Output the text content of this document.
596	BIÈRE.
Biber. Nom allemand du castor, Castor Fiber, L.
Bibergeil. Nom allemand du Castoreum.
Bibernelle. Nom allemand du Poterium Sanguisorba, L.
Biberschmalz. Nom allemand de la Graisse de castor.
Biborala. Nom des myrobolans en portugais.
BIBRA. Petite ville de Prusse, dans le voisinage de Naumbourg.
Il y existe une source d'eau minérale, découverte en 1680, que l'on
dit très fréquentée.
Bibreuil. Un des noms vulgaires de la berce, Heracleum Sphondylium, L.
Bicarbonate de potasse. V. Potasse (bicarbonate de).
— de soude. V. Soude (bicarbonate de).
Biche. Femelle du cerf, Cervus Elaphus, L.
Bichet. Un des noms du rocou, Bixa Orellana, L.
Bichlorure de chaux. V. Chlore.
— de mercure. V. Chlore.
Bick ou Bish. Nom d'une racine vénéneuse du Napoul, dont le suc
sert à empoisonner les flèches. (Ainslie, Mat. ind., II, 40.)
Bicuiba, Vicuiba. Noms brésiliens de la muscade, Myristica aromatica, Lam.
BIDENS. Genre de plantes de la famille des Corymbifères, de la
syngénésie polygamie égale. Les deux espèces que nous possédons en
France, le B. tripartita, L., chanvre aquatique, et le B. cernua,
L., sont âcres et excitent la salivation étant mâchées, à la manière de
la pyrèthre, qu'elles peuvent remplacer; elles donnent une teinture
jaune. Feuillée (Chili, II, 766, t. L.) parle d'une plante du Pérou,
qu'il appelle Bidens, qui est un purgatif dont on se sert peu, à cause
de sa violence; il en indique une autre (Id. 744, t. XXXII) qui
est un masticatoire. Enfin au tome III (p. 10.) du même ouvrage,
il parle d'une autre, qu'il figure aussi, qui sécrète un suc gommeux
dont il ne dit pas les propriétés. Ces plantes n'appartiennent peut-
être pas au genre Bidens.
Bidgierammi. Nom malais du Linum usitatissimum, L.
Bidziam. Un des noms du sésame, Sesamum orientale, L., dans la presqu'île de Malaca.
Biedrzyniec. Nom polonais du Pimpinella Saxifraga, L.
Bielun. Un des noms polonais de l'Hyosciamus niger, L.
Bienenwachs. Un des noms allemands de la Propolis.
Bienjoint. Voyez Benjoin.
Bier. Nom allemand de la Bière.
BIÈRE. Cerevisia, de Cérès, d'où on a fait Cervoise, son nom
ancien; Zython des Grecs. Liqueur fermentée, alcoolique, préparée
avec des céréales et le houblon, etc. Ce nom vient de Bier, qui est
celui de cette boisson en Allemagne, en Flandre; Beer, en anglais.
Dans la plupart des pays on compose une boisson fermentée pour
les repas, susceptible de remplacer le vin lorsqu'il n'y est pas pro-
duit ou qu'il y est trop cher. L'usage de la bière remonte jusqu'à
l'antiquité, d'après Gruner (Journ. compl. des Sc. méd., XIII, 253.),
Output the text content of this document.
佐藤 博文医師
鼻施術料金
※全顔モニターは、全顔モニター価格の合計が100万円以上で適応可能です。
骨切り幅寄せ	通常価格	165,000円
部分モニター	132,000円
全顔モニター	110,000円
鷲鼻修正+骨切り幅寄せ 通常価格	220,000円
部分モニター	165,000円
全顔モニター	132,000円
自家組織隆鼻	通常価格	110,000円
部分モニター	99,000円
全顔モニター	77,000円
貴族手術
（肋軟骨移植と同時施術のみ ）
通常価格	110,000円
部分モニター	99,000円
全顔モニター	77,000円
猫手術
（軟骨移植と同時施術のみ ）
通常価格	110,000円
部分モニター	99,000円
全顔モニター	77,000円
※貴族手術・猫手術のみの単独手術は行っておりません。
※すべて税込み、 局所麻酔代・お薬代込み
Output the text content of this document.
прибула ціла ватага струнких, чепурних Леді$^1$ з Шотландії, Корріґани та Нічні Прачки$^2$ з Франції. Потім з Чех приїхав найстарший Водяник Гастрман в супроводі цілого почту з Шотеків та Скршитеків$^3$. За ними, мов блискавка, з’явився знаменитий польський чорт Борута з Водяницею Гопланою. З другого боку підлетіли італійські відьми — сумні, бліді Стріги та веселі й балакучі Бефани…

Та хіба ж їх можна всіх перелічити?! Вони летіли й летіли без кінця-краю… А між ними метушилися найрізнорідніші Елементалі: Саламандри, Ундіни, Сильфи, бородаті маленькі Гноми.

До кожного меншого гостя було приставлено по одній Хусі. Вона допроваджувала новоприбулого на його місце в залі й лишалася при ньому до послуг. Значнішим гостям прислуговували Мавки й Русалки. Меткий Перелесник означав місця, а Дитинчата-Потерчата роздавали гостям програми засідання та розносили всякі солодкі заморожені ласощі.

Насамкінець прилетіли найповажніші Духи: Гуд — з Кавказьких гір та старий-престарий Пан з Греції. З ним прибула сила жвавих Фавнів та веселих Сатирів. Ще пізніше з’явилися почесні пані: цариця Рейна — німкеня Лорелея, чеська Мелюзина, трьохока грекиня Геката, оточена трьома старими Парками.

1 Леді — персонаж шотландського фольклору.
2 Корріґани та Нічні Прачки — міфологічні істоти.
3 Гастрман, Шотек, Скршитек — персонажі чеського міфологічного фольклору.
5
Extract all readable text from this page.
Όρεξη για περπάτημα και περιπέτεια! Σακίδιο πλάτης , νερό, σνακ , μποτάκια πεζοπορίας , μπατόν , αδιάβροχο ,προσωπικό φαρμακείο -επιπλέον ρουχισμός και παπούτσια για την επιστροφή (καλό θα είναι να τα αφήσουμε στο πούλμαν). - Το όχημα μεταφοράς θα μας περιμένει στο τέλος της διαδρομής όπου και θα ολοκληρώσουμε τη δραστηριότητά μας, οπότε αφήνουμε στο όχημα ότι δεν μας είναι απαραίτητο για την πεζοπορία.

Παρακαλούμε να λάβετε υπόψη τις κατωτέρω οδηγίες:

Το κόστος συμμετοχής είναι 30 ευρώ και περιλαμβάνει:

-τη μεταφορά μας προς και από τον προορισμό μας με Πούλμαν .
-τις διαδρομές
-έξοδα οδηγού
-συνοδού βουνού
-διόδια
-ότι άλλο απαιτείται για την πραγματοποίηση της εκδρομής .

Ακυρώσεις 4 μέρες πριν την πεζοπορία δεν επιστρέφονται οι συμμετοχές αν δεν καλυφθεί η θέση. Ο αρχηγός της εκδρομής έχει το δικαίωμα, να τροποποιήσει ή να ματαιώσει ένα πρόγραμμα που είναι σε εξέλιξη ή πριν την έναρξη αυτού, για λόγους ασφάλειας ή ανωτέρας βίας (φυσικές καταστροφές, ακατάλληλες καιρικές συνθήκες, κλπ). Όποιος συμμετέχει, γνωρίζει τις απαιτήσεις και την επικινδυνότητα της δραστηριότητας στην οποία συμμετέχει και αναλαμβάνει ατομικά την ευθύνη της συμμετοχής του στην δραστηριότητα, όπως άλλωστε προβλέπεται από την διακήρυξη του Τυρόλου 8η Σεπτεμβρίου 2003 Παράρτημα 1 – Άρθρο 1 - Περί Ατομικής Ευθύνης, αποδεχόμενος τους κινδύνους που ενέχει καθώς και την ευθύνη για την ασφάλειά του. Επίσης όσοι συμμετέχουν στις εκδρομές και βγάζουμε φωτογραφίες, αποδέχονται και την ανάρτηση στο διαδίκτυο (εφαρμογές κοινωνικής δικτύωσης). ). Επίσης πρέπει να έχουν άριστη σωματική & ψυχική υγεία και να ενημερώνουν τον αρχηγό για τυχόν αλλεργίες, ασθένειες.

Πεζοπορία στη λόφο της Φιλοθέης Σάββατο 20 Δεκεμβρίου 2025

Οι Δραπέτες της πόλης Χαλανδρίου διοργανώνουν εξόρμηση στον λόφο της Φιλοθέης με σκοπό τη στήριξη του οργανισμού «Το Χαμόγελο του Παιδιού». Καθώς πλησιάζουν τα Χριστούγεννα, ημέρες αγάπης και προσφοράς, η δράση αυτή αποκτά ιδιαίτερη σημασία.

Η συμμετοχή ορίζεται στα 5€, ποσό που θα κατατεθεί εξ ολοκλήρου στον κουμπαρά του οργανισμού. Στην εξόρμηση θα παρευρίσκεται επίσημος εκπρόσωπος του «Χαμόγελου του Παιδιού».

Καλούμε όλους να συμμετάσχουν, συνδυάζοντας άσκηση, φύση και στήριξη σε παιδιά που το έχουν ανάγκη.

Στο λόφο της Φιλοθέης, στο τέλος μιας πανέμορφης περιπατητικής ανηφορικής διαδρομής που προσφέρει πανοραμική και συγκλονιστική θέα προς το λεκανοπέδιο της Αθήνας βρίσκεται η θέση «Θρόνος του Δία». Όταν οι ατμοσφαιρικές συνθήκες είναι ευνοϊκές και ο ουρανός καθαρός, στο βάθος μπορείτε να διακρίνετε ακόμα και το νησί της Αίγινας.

┄┄┄┄┄┄┄┄┄┄┄┄┄┄┄┄┄┄┄┄

▸ **Task instructions**: Collect each line containing the string "Φιλοθέης".

▸ **Result of the exercise**:
Πεζοπορία στη λόφο της Φιλοθέης Σάββατο 20 Δεκεμβρίου 2025
Οι Δραπέτες της πόλης Χαλανδρίου διοργανώνουν εξόρμηση στον λόφο της Φιλοθέης με σκοπό τη στήριξη του οργανισμού «Το Χαμόγελο του Παιδιού». Καθώς πλησιάζουν τα Χριστούγεννα, ημέρες αγάπης και προσφοράς, η δράση αυτή αποκτά ιδιαίτερη σημασία.
Στο λόφο της Φιλοθέης, στο τέλος μιας πανέμορφης περιπατητικής ανηφορικής διαδρομής που προσφέρει πανοραμική και συγκλονιστική θέα προς το λεκανοπέδιο της Αθήνας βρίσκεται η θέση «Θρόνος του Δία». Όταν οι ατμοσφαιρικές συνθήκες είναι ευνοϊκές και ο ουρανός καθαρός, στο βάθος μπορείτε να διακρίνετε ακόμα και το νησί της Αίγινας.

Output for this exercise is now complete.